Directive – Transcribe all of the records precisely as they are presented.

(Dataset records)
::::::::::

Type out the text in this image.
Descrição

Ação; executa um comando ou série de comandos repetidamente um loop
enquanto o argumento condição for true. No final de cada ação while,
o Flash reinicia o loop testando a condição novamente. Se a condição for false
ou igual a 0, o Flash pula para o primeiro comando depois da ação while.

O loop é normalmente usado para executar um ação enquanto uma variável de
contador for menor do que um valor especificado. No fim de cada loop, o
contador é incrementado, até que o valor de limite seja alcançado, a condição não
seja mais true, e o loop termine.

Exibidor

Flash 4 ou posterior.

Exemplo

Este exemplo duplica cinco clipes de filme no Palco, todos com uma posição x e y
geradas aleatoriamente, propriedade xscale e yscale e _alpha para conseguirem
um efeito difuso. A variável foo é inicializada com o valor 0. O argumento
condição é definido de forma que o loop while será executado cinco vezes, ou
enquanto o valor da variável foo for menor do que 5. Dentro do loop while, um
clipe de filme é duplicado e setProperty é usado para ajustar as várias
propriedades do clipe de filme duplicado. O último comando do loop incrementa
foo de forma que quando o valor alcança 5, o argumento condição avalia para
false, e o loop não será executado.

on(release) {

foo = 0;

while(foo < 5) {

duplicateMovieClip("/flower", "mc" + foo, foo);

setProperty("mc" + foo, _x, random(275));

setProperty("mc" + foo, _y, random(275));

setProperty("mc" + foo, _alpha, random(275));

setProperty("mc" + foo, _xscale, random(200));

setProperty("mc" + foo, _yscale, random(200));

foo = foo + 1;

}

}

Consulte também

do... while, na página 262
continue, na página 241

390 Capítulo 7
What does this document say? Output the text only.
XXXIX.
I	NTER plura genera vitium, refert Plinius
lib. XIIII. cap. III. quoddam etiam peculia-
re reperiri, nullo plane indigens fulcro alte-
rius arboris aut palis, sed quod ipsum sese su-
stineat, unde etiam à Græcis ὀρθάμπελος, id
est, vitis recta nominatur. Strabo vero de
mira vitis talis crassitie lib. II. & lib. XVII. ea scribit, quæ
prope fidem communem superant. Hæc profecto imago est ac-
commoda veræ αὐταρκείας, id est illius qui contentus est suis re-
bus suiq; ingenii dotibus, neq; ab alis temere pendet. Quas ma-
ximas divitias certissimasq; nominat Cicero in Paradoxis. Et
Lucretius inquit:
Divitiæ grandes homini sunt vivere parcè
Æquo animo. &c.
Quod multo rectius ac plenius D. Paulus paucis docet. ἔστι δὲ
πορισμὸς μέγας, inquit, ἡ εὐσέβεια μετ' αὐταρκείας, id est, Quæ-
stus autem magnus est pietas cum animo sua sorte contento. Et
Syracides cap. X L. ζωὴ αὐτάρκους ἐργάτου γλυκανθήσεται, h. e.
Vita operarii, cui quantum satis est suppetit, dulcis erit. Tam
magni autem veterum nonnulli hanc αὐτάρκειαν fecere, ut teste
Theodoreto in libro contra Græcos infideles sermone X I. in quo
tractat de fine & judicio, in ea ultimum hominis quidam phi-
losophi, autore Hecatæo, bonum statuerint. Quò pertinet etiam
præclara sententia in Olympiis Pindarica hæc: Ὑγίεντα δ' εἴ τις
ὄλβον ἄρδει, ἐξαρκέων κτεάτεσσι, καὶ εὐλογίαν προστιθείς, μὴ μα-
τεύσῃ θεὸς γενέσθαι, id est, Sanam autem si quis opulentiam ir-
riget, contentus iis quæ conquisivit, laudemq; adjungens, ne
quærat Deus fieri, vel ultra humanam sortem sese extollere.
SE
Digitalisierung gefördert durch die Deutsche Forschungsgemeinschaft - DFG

::::::::::

Complete response –
Type out the text in this image.
Descrição

Ação; executa um comando ou série de comandos repetidamente um loop
enquanto o argumento condição for true. No final de cada ação while,
o Flash reinicia o loop testando a condição novamente. Se a condição for false
ou igual a 0, o Flash pula para o primeiro comando depois da ação while.

O loop é normalmente usado para executar um ação enquanto uma variável de
contador for menor do que um valor especificado. No fim de cada loop, o
contador é incrementado, até que o valor de limite seja alcançado, a condição não
seja mais true, e o loop termine.

Exibidor

Flash 4 ou posterior.

Exemplo

Este exemplo duplica cinco clipes de filme no Palco, todos com uma posição x e y
geradas aleatoriamente, propriedade xscale e yscale e _alpha para conseguirem
um efeito difuso. A variável foo é inicializada com o valor 0. O argumento
condição é definido de forma que o loop while será executado cinco vezes, ou
enquanto o valor da variável foo for menor do que 5. Dentro do loop while, um
clipe de filme é duplicado e setProperty é usado para ajustar as várias
propriedades do clipe de filme duplicado. O último comando do loop incrementa
foo de forma que quando o valor alcança 5, o argumento condição avalia para
false, e o loop não será executado.

on(release) {

foo = 0;

while(foo < 5) {

duplicateMovieClip("/flower", "mc" + foo, foo);

setProperty("mc" + foo, _x, random(275));

setProperty("mc" + foo, _y, random(275));

setProperty("mc" + foo, _alpha, random(275));

setProperty("mc" + foo, _xscale, random(200));

setProperty("mc" + foo, _yscale, random(200));

foo = foo + 1;

}

}

Consulte também

do... while, na página 262
continue, na página 241

390 Capítulo 7
What does this document say? Output the text only.
XXXIX.
I	NTER plura genera vitium, refert Plinius
lib. XIIII. cap. III. quoddam etiam peculia-
re reperiri, nullo plane indigens fulcro alte-
rius arboris aut palis, sed quod ipsum sese su-
stineat, unde etiam à Græcis ὀρθάμπελος, id
est, vitis recta nominatur. Strabo vero de
mira vitis talis crassitie lib. II. & lib. XVII. ea scribit, quæ
prope fidem communem superant. Hæc profecto imago est ac-
commoda veræ αὐταρκείας, id est illius qui contentus est suis re-
bus suiq; ingenii dotibus, neq; ab alis temere pendet. Quas ma-
ximas divitias certissimasq; nominat Cicero in Paradoxis. Et
Lucretius inquit:
Divitiæ grandes homini sunt vivere parcè
Æquo animo. &c.
Quod multo rectius ac plenius D. Paulus paucis docet. ἔστι δὲ
πορισμὸς μέγας, inquit, ἡ εὐσέβεια μετ' αὐταρκείας, id est, Quæ-
stus autem magnus est pietas cum animo sua sorte contento. Et
Syracides cap. X L. ζωὴ αὐτάρκους ἐργάτου γλυκανθήσεται, h. e.
Vita operarii, cui quantum satis est suppetit, dulcis erit. Tam
magni autem veterum nonnulli hanc αὐτάρκειαν fecere, ut teste
Theodoreto in libro contra Græcos infideles sermone X I. in quo
tractat de fine & judicio, in ea ultimum hominis quidam phi-
losophi, autore Hecatæo, bonum statuerint. Quò pertinet etiam
præclara sententia in Olympiis Pindarica hæc: Ὑγίεντα δ' εἴ τις
ὄλβον ἄρδει, ἐξαρκέων κτεάτεσσι, καὶ εὐλογίαν προστιθείς, μὴ μα-
τεύσῃ θεὸς γενέσθαι, id est, Sanam autem si quis opulentiam ir-
riget, contentus iis quæ conquisivit, laudemq; adjungens, ne
quærat Deus fieri, vel ultra humanam sortem sese extollere.
SE
Digitalisierung gefördert durch die Deutsche Forschungsgemeinschaft - DFG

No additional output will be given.